DESCRIPTION OF THE TASK => Your task is to transcribe all of the data below exactly, omitting the images.

╭─ GIVEN DATA

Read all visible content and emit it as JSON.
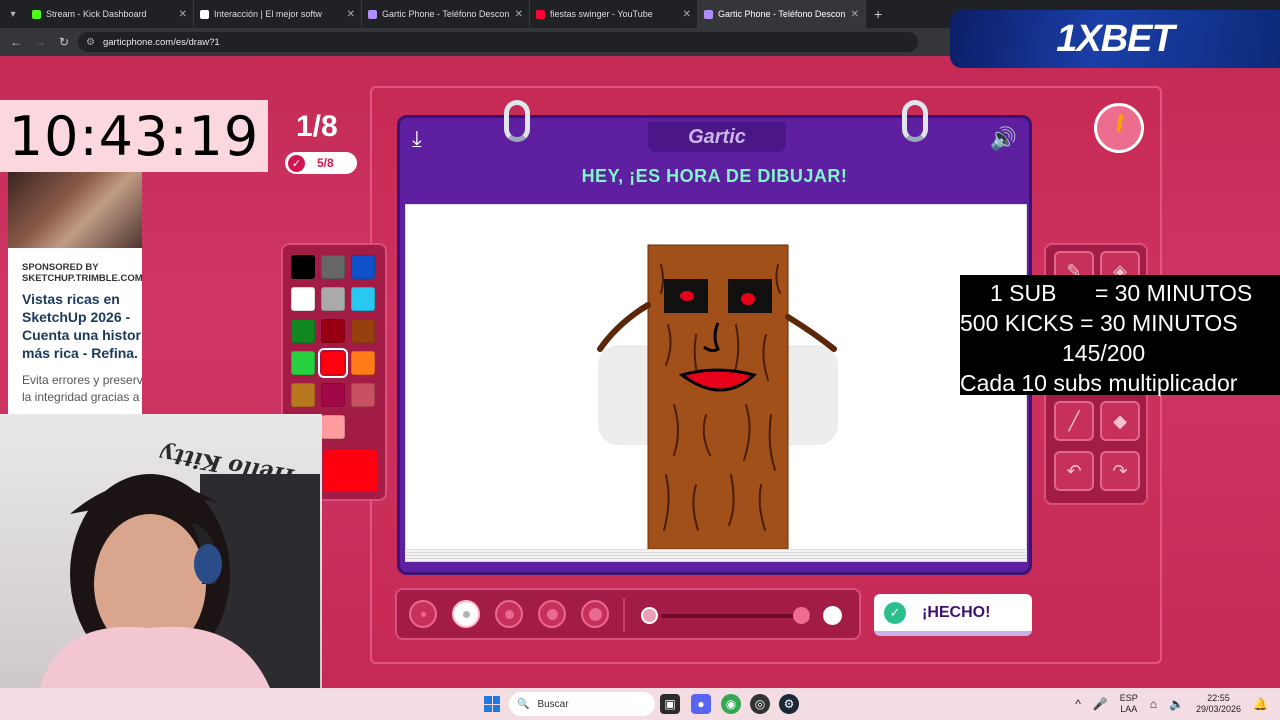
{
  "browser": {
    "tabs": [
      {
        "title": "Stream - Kick Dashboard",
        "color": "#53fc18"
      },
      {
        "title": "Interacción | El mejor softw",
        "color": "#ffffff"
      },
      {
        "title": "Gartic Phone - Teléfono Descon",
        "color": "#b08cff"
      },
      {
        "title": "fiestas swinger - YouTube",
        "color": "#ff0033"
      },
      {
        "title": "Gartic Phone - Teléfono Descon",
        "color": "#b08cff",
        "active": true
      }
    ],
    "url": "garticphone.com/es/draw?1"
  },
  "game": {
    "round": "1/8",
    "players_done": "5/8",
    "logo": "Gartic",
    "prompt": "HEY, ¡ES HORA DE DIBUJAR!",
    "done_button": "¡HECHO!",
    "palette": [
      "#000000",
      "#666666",
      "#1050c8",
      "#ffffff",
      "#aaaaaa",
      "#28c8f0",
      "#108820",
      "#960010",
      "#964010",
      "#28d040",
      "#ff0011",
      "#ff7c18",
      "#b87820",
      "#a00848",
      "#c85060",
      "#ff2088",
      "#ff9ca0"
    ],
    "selected_color": "#ff0011",
    "brush_sizes": [
      1,
      2,
      3,
      4,
      5
    ],
    "selected_brush_size": 2,
    "tools": [
      "pencil-icon",
      "bucket-icon",
      "line-icon",
      "fill-icon",
      "undo-icon",
      "redo-icon"
    ]
  },
  "overlays": {
    "clock": "10:43:19",
    "ad": {
      "sponsor": [
        "SPONSORED BY",
        "SKETCHUP.TRIMBLE.COM"
      ],
      "headline": [
        "Vistas ricas en",
        "SketchUp 2026 -",
        "Cuenta una histor",
        "más rica - Refina."
      ],
      "body": [
        "Evita errores y preserv",
        "la integridad gracias a"
      ]
    },
    "banner": "1XBET",
    "webcam_sign": "Hello Kitty",
    "info_lines": [
      "1 SUB      = 30 MINUTOS",
      "500 KICKS = 30 MINUTOS",
      "145/200",
      "Cada 10 subs multiplicador"
    ]
  },
  "taskbar": {
    "search_placeholder": "Buscar",
    "lang": [
      "ESP",
      "LAA"
    ],
    "time": "22:55",
    "date": "29/03/2026"
  }
}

╰─

REPLY TO THE EXERCISE =>
Read all visible content and emit it as JSON.
{
  "browser": {
    "tabs": [
      {
        "title": "Stream - Kick Dashboard",
        "color": "#53fc18"
      },
      {
        "title": "Interacción | El mejor softw",
        "color": "#ffffff"
      },
      {
        "title": "Gartic Phone - Teléfono Descon",
        "color": "#b08cff"
      },
      {
        "title": "fiestas swinger - YouTube",
        "color": "#ff0033"
      },
      {
        "title": "Gartic Phone - Teléfono Descon",
        "color": "#b08cff",
        "active": true
      }
    ],
    "url": "garticphone.com/es/draw?1"
  },
  "game": {
    "round": "1/8",
    "players_done": "5/8",
    "logo": "Gartic",
    "prompt": "HEY, ¡ES HORA DE DIBUJAR!",
    "done_button": "¡HECHO!",
    "palette": [
      "#000000",
      "#666666",
      "#1050c8",
      "#ffffff",
      "#aaaaaa",
      "#28c8f0",
      "#108820",
      "#960010",
      "#964010",
      "#28d040",
      "#ff0011",
      "#ff7c18",
      "#b87820",
      "#a00848",
      "#c85060",
      "#ff2088",
      "#ff9ca0"
    ],
    "selected_color": "#ff0011",
    "brush_sizes": [
      1,
      2,
      3,
      4,
      5
    ],
    "selected_brush_size": 2,
    "tools": [
      "pencil-icon",
      "bucket-icon",
      "line-icon",
      "fill-icon",
      "undo-icon",
      "redo-icon"
    ]
  },
  "overlays": {
    "clock": "10:43:19",
    "ad": {
      "sponsor": [
        "SPONSORED BY",
        "SKETCHUP.TRIMBLE.COM"
      ],
      "headline": [
        "Vistas ricas en",
        "SketchUp 2026 -",
        "Cuenta una histor",
        "más rica - Refina."
      ],
      "body": [
        "Evita errores y preserv",
        "la integridad gracias a"
      ]
    },
    "banner": "1XBET",
    "webcam_sign": "Hello Kitty",
    "info_lines": [
      "1 SUB      = 30 MINUTOS",
      "500 KICKS = 30 MINUTOS",
      "145/200",
      "Cada 10 subs multiplicador"
    ]
  },
  "taskbar": {
    "search_placeholder": "Buscar",
    "lang": [
      "ESP",
      "LAA"
    ],
    "time": "22:55",
    "date": "29/03/2026"
  }
}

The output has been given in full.